GIVEN ENTRIES.
Begin

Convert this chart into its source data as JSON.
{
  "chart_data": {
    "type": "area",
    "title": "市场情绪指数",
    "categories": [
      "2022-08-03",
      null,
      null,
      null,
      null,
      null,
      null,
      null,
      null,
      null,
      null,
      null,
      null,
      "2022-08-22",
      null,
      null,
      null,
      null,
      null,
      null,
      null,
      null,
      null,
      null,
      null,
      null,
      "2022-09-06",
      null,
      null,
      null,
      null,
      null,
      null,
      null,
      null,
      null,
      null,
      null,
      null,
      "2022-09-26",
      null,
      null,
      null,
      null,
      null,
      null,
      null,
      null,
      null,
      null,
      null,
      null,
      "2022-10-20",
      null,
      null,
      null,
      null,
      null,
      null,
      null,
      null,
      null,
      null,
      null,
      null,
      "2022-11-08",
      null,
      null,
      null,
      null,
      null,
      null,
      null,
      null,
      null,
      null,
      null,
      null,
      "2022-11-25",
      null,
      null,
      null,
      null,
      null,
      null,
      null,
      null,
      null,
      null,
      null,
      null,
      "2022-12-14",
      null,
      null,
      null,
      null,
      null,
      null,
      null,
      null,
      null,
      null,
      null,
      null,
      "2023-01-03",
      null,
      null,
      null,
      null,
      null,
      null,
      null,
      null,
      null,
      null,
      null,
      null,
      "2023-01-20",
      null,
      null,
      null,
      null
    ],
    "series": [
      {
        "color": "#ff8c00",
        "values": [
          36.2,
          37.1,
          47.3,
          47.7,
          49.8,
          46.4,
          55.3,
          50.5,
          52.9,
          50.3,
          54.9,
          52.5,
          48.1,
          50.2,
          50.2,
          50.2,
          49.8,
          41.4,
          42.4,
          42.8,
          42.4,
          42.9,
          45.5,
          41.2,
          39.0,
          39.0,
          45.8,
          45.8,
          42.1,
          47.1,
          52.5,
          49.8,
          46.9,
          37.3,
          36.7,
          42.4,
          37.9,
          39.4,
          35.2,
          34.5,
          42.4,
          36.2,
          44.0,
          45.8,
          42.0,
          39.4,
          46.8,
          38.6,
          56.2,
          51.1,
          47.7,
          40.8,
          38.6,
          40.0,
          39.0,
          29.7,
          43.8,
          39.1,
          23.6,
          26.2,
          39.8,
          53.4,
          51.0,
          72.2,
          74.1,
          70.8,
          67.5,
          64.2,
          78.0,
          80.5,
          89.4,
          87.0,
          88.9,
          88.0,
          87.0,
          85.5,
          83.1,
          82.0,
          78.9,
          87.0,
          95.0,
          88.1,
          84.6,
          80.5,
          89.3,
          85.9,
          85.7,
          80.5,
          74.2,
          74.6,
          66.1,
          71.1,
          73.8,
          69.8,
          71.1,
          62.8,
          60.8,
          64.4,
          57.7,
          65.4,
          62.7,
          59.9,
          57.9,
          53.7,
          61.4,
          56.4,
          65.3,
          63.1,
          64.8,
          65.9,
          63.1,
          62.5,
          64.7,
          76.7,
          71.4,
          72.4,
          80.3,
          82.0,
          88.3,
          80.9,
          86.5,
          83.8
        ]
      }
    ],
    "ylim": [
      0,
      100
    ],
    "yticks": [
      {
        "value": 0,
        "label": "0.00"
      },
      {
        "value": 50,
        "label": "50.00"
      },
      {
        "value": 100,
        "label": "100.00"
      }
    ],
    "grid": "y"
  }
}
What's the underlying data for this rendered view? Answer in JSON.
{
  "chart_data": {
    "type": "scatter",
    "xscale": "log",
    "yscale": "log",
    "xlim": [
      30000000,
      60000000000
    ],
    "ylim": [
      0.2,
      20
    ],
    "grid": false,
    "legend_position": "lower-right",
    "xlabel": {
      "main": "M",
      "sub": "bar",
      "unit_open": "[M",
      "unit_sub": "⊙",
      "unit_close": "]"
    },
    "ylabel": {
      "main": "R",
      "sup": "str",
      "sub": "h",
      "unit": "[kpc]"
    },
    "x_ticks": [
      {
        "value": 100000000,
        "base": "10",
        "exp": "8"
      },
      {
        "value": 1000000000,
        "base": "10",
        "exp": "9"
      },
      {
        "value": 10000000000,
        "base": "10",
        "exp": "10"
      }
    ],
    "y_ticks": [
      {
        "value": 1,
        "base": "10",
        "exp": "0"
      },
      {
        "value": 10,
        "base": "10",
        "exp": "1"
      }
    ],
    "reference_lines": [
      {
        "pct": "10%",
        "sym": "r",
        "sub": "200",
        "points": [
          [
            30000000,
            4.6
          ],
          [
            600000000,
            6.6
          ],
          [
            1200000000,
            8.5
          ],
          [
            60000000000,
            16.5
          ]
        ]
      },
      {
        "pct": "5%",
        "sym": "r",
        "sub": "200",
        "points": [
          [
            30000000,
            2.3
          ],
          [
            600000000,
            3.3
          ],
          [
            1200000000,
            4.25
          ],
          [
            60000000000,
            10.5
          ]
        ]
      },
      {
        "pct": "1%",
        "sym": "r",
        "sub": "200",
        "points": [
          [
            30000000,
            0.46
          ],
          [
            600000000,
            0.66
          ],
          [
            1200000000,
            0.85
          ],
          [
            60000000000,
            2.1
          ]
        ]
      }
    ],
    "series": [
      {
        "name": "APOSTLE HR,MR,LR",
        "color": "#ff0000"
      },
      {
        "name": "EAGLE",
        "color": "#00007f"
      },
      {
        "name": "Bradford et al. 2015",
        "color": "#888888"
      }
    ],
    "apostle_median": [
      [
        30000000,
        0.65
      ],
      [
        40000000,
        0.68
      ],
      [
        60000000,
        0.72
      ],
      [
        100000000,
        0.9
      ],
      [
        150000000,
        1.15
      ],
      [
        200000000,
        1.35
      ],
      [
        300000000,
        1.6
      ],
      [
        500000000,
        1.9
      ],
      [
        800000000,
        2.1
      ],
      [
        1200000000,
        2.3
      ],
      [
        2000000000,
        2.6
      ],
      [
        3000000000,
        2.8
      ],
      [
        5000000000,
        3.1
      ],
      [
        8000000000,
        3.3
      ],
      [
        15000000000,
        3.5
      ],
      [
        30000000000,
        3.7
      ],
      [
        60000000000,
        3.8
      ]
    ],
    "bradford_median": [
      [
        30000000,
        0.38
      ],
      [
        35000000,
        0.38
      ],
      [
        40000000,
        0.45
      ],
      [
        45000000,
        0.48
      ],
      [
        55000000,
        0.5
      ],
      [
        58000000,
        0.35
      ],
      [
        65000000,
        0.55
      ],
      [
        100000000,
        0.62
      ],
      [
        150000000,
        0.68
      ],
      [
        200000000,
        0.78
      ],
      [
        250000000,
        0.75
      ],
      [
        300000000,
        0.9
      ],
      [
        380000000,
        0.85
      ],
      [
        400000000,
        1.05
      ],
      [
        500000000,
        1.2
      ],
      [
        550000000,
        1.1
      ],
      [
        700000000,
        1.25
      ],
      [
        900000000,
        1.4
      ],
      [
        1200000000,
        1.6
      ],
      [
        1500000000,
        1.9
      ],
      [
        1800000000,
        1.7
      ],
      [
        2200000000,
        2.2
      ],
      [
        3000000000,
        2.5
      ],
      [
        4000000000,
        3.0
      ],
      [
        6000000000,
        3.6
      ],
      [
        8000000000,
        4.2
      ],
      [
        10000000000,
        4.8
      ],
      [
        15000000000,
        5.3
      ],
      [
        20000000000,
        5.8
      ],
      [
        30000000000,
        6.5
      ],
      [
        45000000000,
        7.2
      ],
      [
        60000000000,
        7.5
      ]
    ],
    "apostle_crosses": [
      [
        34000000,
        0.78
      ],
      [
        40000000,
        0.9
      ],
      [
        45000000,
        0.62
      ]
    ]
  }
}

End

EXERCISE OBJECTIVE. Retype all of the material above with every character intact.

TASK RESPONSE.
Convert this chart into its source data as JSON.
{
  "chart_data": {
    "type": "area",
    "title": "市场情绪指数",
    "categories": [
      "2022-08-03",
      null,
      null,
      null,
      null,
      null,
      null,
      null,
      null,
      null,
      null,
      null,
      null,
      "2022-08-22",
      null,
      null,
      null,
      null,
      null,
      null,
      null,
      null,
      null,
      null,
      null,
      null,
      "2022-09-06",
      null,
      null,
      null,
      null,
      null,
      null,
      null,
      null,
      null,
      null,
      null,
      null,
      "2022-09-26",
      null,
      null,
      null,
      null,
      null,
      null,
      null,
      null,
      null,
      null,
      null,
      null,
      "2022-10-20",
      null,
      null,
      null,
      null,
      null,
      null,
      null,
      null,
      null,
      null,
      null,
      null,
      "2022-11-08",
      null,
      null,
      null,
      null,
      null,
      null,
      null,
      null,
      null,
      null,
      null,
      null,
      "2022-11-25",
      null,
      null,
      null,
      null,
      null,
      null,
      null,
      null,
      null,
      null,
      null,
      null,
      "2022-12-14",
      null,
      null,
      null,
      null,
      null,
      null,
      null,
      null,
      null,
      null,
      null,
      null,
      "2023-01-03",
      null,
      null,
      null,
      null,
      null,
      null,
      null,
      null,
      null,
      null,
      null,
      null,
      "2023-01-20",
      null,
      null,
      null,
      null
    ],
    "series": [
      {
        "color": "#ff8c00",
        "values": [
          36.2,
          37.1,
          47.3,
          47.7,
          49.8,
          46.4,
          55.3,
          50.5,
          52.9,
          50.3,
          54.9,
          52.5,
          48.1,
          50.2,
          50.2,
          50.2,
          49.8,
          41.4,
          42.4,
          42.8,
          42.4,
          42.9,
          45.5,
          41.2,
          39.0,
          39.0,
          45.8,
          45.8,
          42.1,
          47.1,
          52.5,
          49.8,
          46.9,
          37.3,
          36.7,
          42.4,
          37.9,
          39.4,
          35.2,
          34.5,
          42.4,
          36.2,
          44.0,
          45.8,
          42.0,
          39.4,
          46.8,
          38.6,
          56.2,
          51.1,
          47.7,
          40.8,
          38.6,
          40.0,
          39.0,
          29.7,
          43.8,
          39.1,
          23.6,
          26.2,
          39.8,
          53.4,
          51.0,
          72.2,
          74.1,
          70.8,
          67.5,
          64.2,
          78.0,
          80.5,
          89.4,
          87.0,
          88.9,
          88.0,
          87.0,
          85.5,
          83.1,
          82.0,
          78.9,
          87.0,
          95.0,
          88.1,
          84.6,
          80.5,
          89.3,
          85.9,
          85.7,
          80.5,
          74.2,
          74.6,
          66.1,
          71.1,
          73.8,
          69.8,
          71.1,
          62.8,
          60.8,
          64.4,
          57.7,
          65.4,
          62.7,
          59.9,
          57.9,
          53.7,
          61.4,
          56.4,
          65.3,
          63.1,
          64.8,
          65.9,
          63.1,
          62.5,
          64.7,
          76.7,
          71.4,
          72.4,
          80.3,
          82.0,
          88.3,
          80.9,
          86.5,
          83.8
        ]
      }
    ],
    "ylim": [
      0,
      100
    ],
    "yticks": [
      {
        "value": 0,
        "label": "0.00"
      },
      {
        "value": 50,
        "label": "50.00"
      },
      {
        "value": 100,
        "label": "100.00"
      }
    ],
    "grid": "y"
  }
}
What's the underlying data for this rendered view? Answer in JSON.
{
  "chart_data": {
    "type": "scatter",
    "xscale": "log",
    "yscale": "log",
    "xlim": [
      30000000,
      60000000000
    ],
    "ylim": [
      0.2,
      20
    ],
    "grid": false,
    "legend_position": "lower-right",
    "xlabel": {
      "main": "M",
      "sub": "bar",
      "unit_open": "[M",
      "unit_sub": "⊙",
      "unit_close": "]"
    },
    "ylabel": {
      "main": "R",
      "sup": "str",
      "sub": "h",
      "unit": "[kpc]"
    },
    "x_ticks": [
      {
        "value": 100000000,
        "base": "10",
        "exp": "8"
      },
      {
        "value": 1000000000,
        "base": "10",
        "exp": "9"
      },
      {
        "value": 10000000000,
        "base": "10",
        "exp": "10"
      }
    ],
    "y_ticks": [
      {
        "value": 1,
        "base": "10",
        "exp": "0"
      },
      {
        "value": 10,
        "base": "10",
        "exp": "1"
      }
    ],
    "reference_lines": [
      {
        "pct": "10%",
        "sym": "r",
        "sub": "200",
        "points": [
          [
            30000000,
            4.6
          ],
          [
            600000000,
            6.6
          ],
          [
            1200000000,
            8.5
          ],
          [
            60000000000,
            16.5
          ]
        ]
      },
      {
        "pct": "5%",
        "sym": "r",
        "sub": "200",
        "points": [
          [
            30000000,
            2.3
          ],
          [
            600000000,
            3.3
          ],
          [
            1200000000,
            4.25
          ],
          [
            60000000000,
            10.5
          ]
        ]
      },
      {
        "pct": "1%",
        "sym": "r",
        "sub": "200",
        "points": [
          [
            30000000,
            0.46
          ],
          [
            600000000,
            0.66
          ],
          [
            1200000000,
            0.85
          ],
          [
            60000000000,
            2.1
          ]
        ]
      }
    ],
    "series": [
      {
        "name": "APOSTLE HR,MR,LR",
        "color": "#ff0000"
      },
      {
        "name": "EAGLE",
        "color": "#00007f"
      },
      {
        "name": "Bradford et al. 2015",
        "color": "#888888"
      }
    ],
    "apostle_median": [
      [
        30000000,
        0.65
      ],
      [
        40000000,
        0.68
      ],
      [
        60000000,
        0.72
      ],
      [
        100000000,
        0.9
      ],
      [
        150000000,
        1.15
      ],
      [
        200000000,
        1.35
      ],
      [
        300000000,
        1.6
      ],
      [
        500000000,
        1.9
      ],
      [
        800000000,
        2.1
      ],
      [
        1200000000,
        2.3
      ],
      [
        2000000000,
        2.6
      ],
      [
        3000000000,
        2.8
      ],
      [
        5000000000,
        3.1
      ],
      [
        8000000000,
        3.3
      ],
      [
        15000000000,
        3.5
      ],
      [
        30000000000,
        3.7
      ],
      [
        60000000000,
        3.8
      ]
    ],
    "bradford_median": [
      [
        30000000,
        0.38
      ],
      [
        35000000,
        0.38
      ],
      [
        40000000,
        0.45
      ],
      [
        45000000,
        0.48
      ],
      [
        55000000,
        0.5
      ],
      [
        58000000,
        0.35
      ],
      [
        65000000,
        0.55
      ],
      [
        100000000,
        0.62
      ],
      [
        150000000,
        0.68
      ],
      [
        200000000,
        0.78
      ],
      [
        250000000,
        0.75
      ],
      [
        300000000,
        0.9
      ],
      [
        380000000,
        0.85
      ],
      [
        400000000,
        1.05
      ],
      [
        500000000,
        1.2
      ],
      [
        550000000,
        1.1
      ],
      [
        700000000,
        1.25
      ],
      [
        900000000,
        1.4
      ],
      [
        1200000000,
        1.6
      ],
      [
        1500000000,
        1.9
      ],
      [
        1800000000,
        1.7
      ],
      [
        2200000000,
        2.2
      ],
      [
        3000000000,
        2.5
      ],
      [
        4000000000,
        3.0
      ],
      [
        6000000000,
        3.6
      ],
      [
        8000000000,
        4.2
      ],
      [
        10000000000,
        4.8
      ],
      [
        15000000000,
        5.3
      ],
      [
        20000000000,
        5.8
      ],
      [
        30000000000,
        6.5
      ],
      [
        45000000000,
        7.2
      ],
      [
        60000000000,
        7.5
      ]
    ],
    "apostle_crosses": [
      [
        34000000,
        0.78
      ],
      [
        40000000,
        0.9
      ],
      [
        45000000,
        0.62
      ]
    ]
  }
}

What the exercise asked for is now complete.